▸ **DATA FOR PROCESSING**:
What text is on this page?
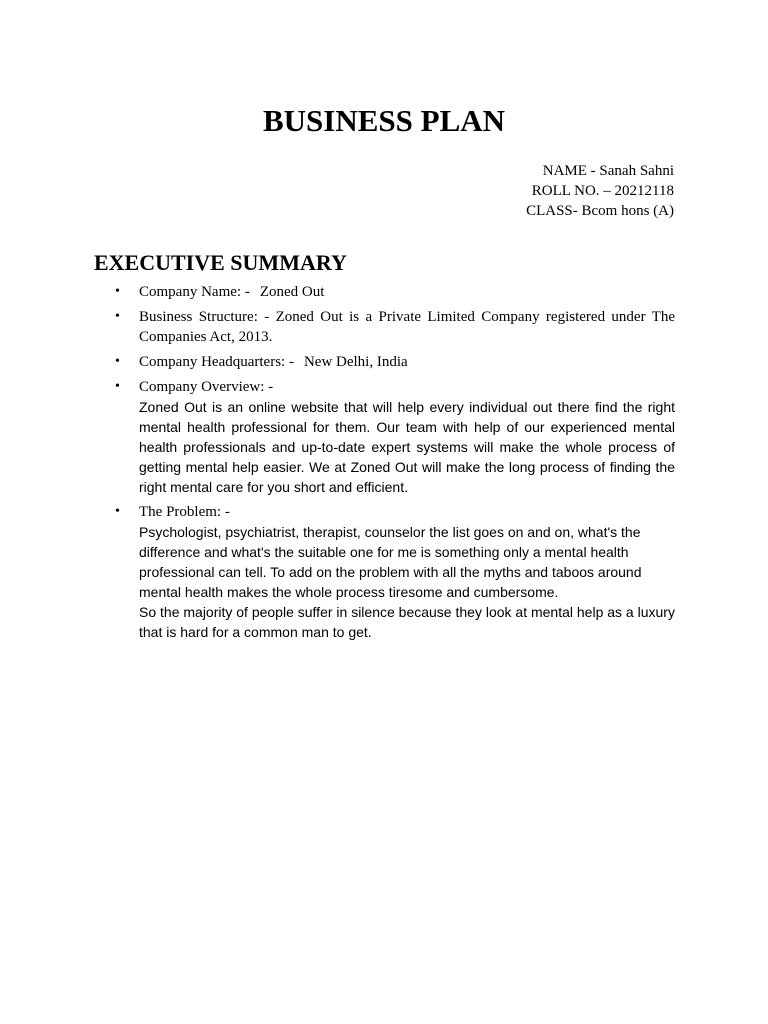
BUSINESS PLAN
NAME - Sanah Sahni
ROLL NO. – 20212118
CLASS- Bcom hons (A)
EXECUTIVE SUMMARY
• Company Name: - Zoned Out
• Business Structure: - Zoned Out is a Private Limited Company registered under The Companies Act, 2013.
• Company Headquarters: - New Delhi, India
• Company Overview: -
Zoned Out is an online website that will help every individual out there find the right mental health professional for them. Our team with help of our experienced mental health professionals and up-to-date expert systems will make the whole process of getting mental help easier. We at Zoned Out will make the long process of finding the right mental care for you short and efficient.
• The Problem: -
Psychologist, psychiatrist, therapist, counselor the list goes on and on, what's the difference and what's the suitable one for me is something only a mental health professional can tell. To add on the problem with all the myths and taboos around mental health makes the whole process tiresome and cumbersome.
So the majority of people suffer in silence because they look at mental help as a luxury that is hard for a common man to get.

--

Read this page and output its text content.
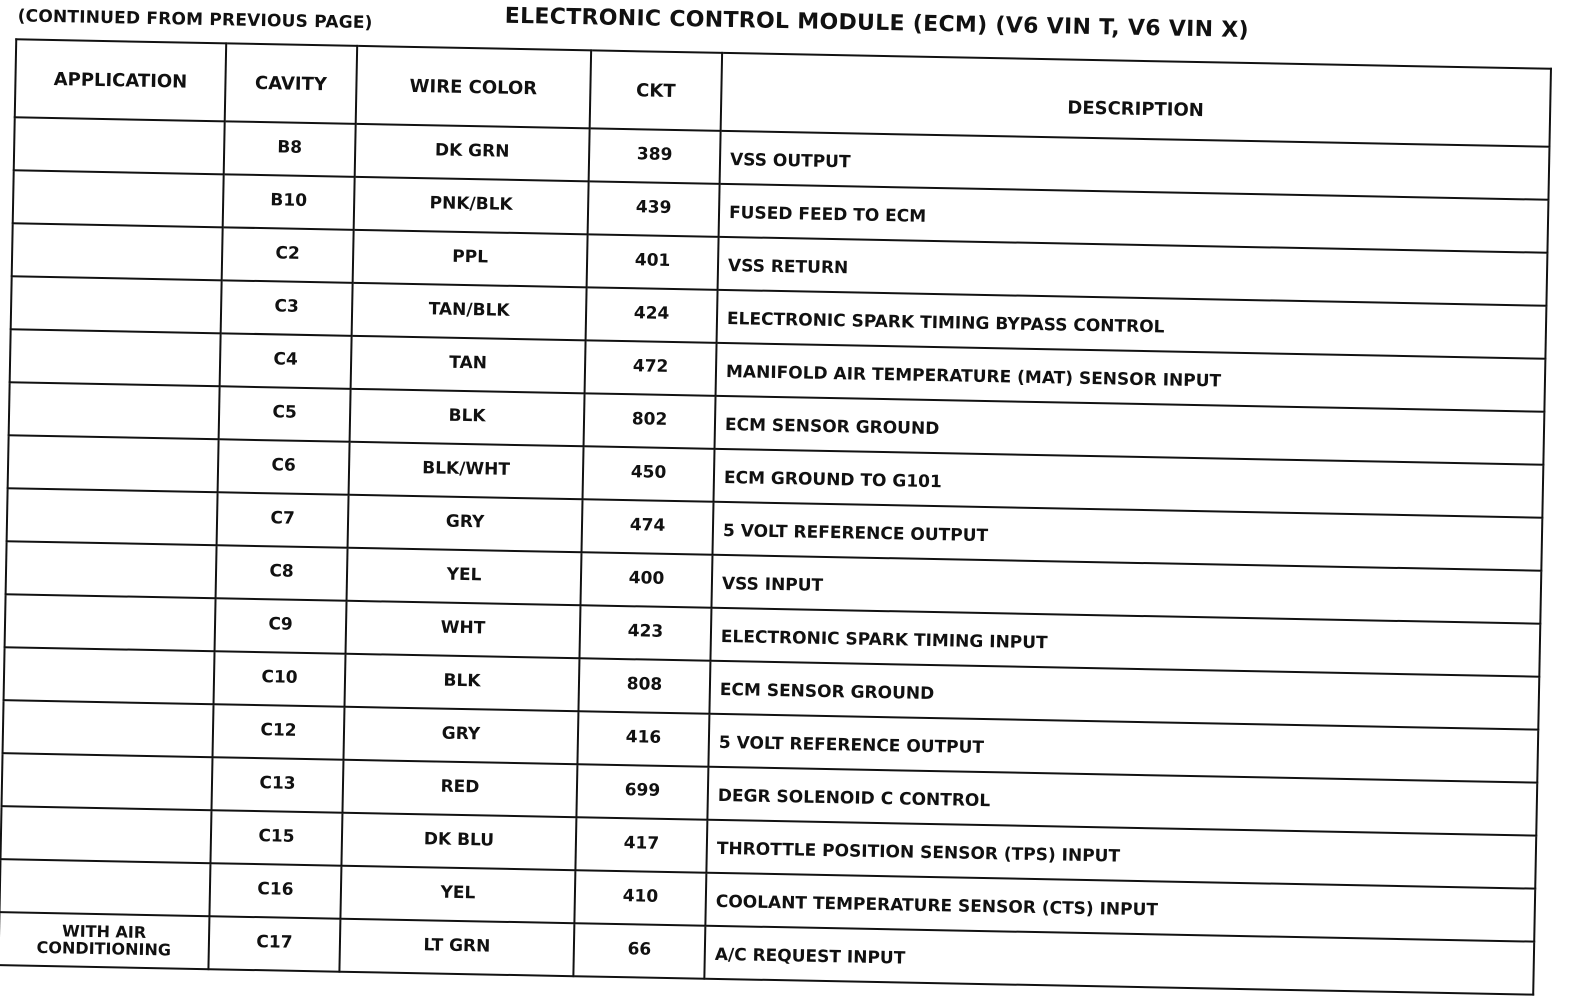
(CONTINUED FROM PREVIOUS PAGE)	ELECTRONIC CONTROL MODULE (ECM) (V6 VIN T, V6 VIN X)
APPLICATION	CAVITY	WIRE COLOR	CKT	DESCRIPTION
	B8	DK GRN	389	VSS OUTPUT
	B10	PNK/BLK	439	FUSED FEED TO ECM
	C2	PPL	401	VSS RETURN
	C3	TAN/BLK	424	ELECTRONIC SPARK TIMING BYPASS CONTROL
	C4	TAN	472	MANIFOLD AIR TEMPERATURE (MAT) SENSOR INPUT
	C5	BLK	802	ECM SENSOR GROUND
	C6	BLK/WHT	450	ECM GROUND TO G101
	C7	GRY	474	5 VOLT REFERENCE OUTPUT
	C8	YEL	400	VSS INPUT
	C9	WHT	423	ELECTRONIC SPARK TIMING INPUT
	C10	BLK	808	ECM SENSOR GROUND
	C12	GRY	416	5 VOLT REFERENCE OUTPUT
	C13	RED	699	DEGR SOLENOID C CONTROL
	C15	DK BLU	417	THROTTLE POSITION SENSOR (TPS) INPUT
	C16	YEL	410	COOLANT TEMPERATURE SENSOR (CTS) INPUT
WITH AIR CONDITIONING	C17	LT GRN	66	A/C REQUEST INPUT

---

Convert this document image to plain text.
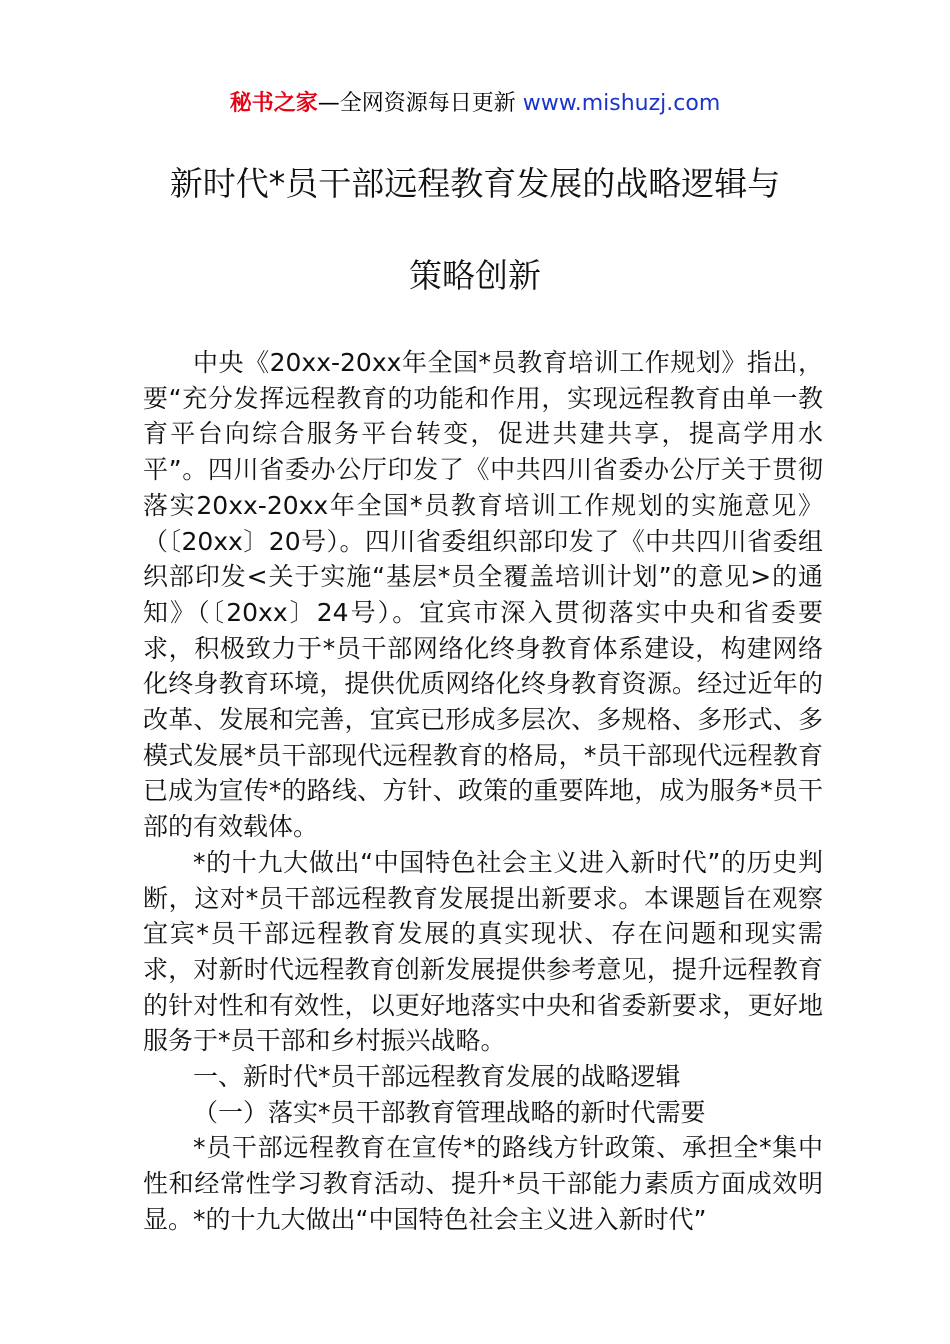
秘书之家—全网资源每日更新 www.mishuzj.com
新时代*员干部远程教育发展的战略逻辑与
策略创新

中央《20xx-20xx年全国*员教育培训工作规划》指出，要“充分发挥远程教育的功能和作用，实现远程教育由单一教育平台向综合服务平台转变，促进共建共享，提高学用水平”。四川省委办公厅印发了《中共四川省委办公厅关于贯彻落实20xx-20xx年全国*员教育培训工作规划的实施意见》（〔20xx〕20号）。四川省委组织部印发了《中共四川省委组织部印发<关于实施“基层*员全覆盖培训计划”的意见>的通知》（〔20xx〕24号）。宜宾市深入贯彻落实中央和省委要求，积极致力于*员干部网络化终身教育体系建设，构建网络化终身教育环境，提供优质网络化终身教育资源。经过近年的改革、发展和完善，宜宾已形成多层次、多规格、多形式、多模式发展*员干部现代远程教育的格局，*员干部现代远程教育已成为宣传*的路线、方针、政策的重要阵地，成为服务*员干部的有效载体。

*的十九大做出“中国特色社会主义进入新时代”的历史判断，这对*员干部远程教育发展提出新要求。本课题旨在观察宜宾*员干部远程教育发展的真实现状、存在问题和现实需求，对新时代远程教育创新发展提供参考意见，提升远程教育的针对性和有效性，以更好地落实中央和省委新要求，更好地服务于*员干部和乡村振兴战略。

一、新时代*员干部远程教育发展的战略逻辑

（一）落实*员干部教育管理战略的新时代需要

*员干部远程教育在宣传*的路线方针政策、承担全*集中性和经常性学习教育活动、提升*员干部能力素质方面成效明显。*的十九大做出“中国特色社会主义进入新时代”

▸ **GOAL**:
Consider the entries above and return each line with the string "professional".

▸ **RESPONSE TO THE TASK**:
Zoned Out is an online website that will help every individual out there find the right mental health professional for them. Our team with help of our experienced mental health professionals and up-to-date expert systems will make the whole process of getting mental help easier. We at Zoned Out will make the long process of finding the right mental care for you short and efficient.
Psychologist, psychiatrist, therapist, counselor the list goes on and on, what's the difference and what's the suitable one for me is something only a mental health professional can tell. To add on the problem with all the myths and taboos around mental health makes the whole process tiresome and cumbersome.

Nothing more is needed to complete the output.